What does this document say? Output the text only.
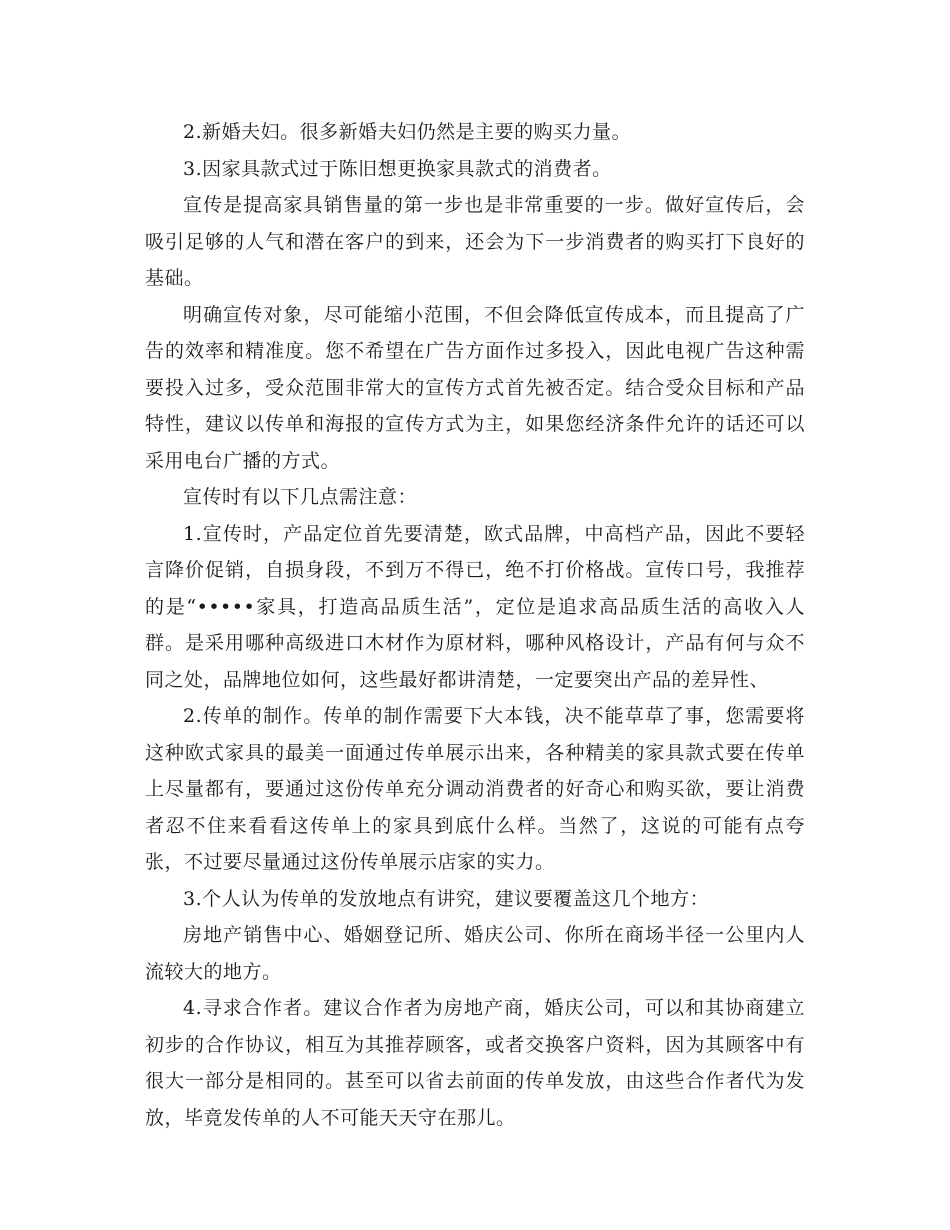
2.新婚夫妇。很多新婚夫妇仍然是主要的购买力量。

3.因家具款式过于陈旧想更换家具款式的消费者。

宣传是提高家具销售量的第一步也是非常重要的一步。做好宣传后，会吸引足够的人气和潜在客户的到来，还会为下一步消费者的购买打下良好的基础。

明确宣传对象，尽可能缩小范围，不但会降低宣传成本，而且提高了广告的效率和精准度。您不希望在广告方面作过多投入，因此电视广告这种需要投入过多，受众范围非常大的宣传方式首先被否定。结合受众目标和产品特性，建议以传单和海报的宣传方式为主，如果您经济条件允许的话还可以采用电台广播的方式。

宣传时有以下几点需注意：

1.宣传时，产品定位首先要清楚，欧式品牌，中高档产品，因此不要轻言降价促销，自损身段，不到万不得已，绝不打价格战。宣传口号，我推荐的是“•••••家具，打造高品质生活”，定位是追求高品质生活的高收入人群。是采用哪种高级进口木材作为原材料，哪种风格设计，产品有何与众不同之处，品牌地位如何，这些最好都讲清楚，一定要突出产品的差异性、

2.传单的制作。传单的制作需要下大本钱，决不能草草了事，您需要将这种欧式家具的最美一面通过传单展示出来，各种精美的家具款式要在传单上尽量都有，要通过这份传单充分调动消费者的好奇心和购买欲，要让消费者忍不住来看看这传单上的家具到底什么样。当然了，这说的可能有点夸张，不过要尽量通过这份传单展示店家的实力。

3.个人认为传单的发放地点有讲究，建议要覆盖这几个地方：

房地产销售中心、婚姻登记所、婚庆公司、你所在商场半径一公里内人流较大的地方。

4.寻求合作者。建议合作者为房地产商，婚庆公司，可以和其协商建立初步的合作协议，相互为其推荐顾客，或者交换客户资料，因为其顾客中有很大一部分是相同的。甚至可以省去前面的传单发放，由这些合作者代为发放，毕竟发传单的人不可能天天守在那儿。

§ WHAT YOU NEED TO DO:
Return each line of the data, keeping its wording exact and omitting pictures.

§ PROBLEM SOLUTION:
What does this document say? Output the text only.
2.新婚夫妇。很多新婚夫妇仍然是主要的购买力量。

3.因家具款式过于陈旧想更换家具款式的消费者。

宣传是提高家具销售量的第一步也是非常重要的一步。做好宣传后，会吸引足够的人气和潜在客户的到来，还会为下一步消费者的购买打下良好的基础。

明确宣传对象，尽可能缩小范围，不但会降低宣传成本，而且提高了广告的效率和精准度。您不希望在广告方面作过多投入，因此电视广告这种需要投入过多，受众范围非常大的宣传方式首先被否定。结合受众目标和产品特性，建议以传单和海报的宣传方式为主，如果您经济条件允许的话还可以采用电台广播的方式。

宣传时有以下几点需注意：

1.宣传时，产品定位首先要清楚，欧式品牌，中高档产品，因此不要轻言降价促销，自损身段，不到万不得已，绝不打价格战。宣传口号，我推荐的是“•••••家具，打造高品质生活”，定位是追求高品质生活的高收入人群。是采用哪种高级进口木材作为原材料，哪种风格设计，产品有何与众不同之处，品牌地位如何，这些最好都讲清楚，一定要突出产品的差异性、

2.传单的制作。传单的制作需要下大本钱，决不能草草了事，您需要将这种欧式家具的最美一面通过传单展示出来，各种精美的家具款式要在传单上尽量都有，要通过这份传单充分调动消费者的好奇心和购买欲，要让消费者忍不住来看看这传单上的家具到底什么样。当然了，这说的可能有点夸张，不过要尽量通过这份传单展示店家的实力。

3.个人认为传单的发放地点有讲究，建议要覆盖这几个地方：

房地产销售中心、婚姻登记所、婚庆公司、你所在商场半径一公里内人流较大的地方。

4.寻求合作者。建议合作者为房地产商，婚庆公司，可以和其协商建立初步的合作协议，相互为其推荐顾客，或者交换客户资料，因为其顾客中有很大一部分是相同的。甚至可以省去前面的传单发放，由这些合作者代为发放，毕竟发传单的人不可能天天守在那儿。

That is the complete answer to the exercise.